Material for this exercise –
▬▬▬

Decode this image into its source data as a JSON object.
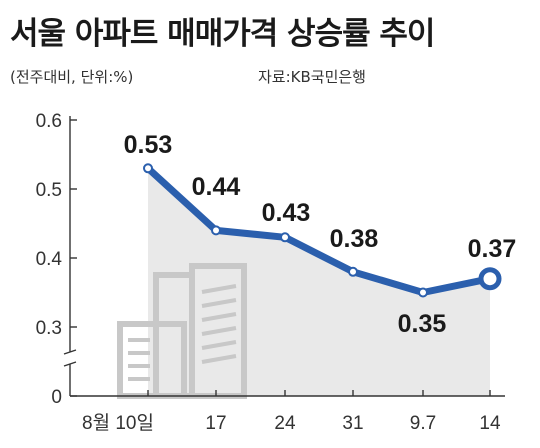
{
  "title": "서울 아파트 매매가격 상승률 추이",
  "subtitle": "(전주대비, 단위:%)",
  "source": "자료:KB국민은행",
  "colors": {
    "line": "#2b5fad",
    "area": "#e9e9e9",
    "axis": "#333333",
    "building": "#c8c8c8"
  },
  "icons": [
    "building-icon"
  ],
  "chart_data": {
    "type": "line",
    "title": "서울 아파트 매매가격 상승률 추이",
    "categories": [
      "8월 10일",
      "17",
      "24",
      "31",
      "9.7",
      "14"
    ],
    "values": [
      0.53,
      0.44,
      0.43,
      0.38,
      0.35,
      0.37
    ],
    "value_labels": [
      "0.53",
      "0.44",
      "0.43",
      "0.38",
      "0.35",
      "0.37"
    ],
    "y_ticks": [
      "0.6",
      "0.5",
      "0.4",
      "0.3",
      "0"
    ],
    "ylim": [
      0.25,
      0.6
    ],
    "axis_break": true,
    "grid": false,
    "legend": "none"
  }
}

▬▬▬

Extract the full listing above verbatim; pictures are to be left out of the copy.

Output –
Decode this image into its source data as a JSON object.
{
  "title": "서울 아파트 매매가격 상승률 추이",
  "subtitle": "(전주대비, 단위:%)",
  "source": "자료:KB국민은행",
  "colors": {
    "line": "#2b5fad",
    "area": "#e9e9e9",
    "axis": "#333333",
    "building": "#c8c8c8"
  },
  "icons": [
    "building-icon"
  ],
  "chart_data": {
    "type": "line",
    "title": "서울 아파트 매매가격 상승률 추이",
    "categories": [
      "8월 10일",
      "17",
      "24",
      "31",
      "9.7",
      "14"
    ],
    "values": [
      0.53,
      0.44,
      0.43,
      0.38,
      0.35,
      0.37
    ],
    "value_labels": [
      "0.53",
      "0.44",
      "0.43",
      "0.38",
      "0.35",
      "0.37"
    ],
    "y_ticks": [
      "0.6",
      "0.5",
      "0.4",
      "0.3",
      "0"
    ],
    "ylim": [
      0.25,
      0.6
    ],
    "axis_break": true,
    "grid": false,
    "legend": "none"
  }
}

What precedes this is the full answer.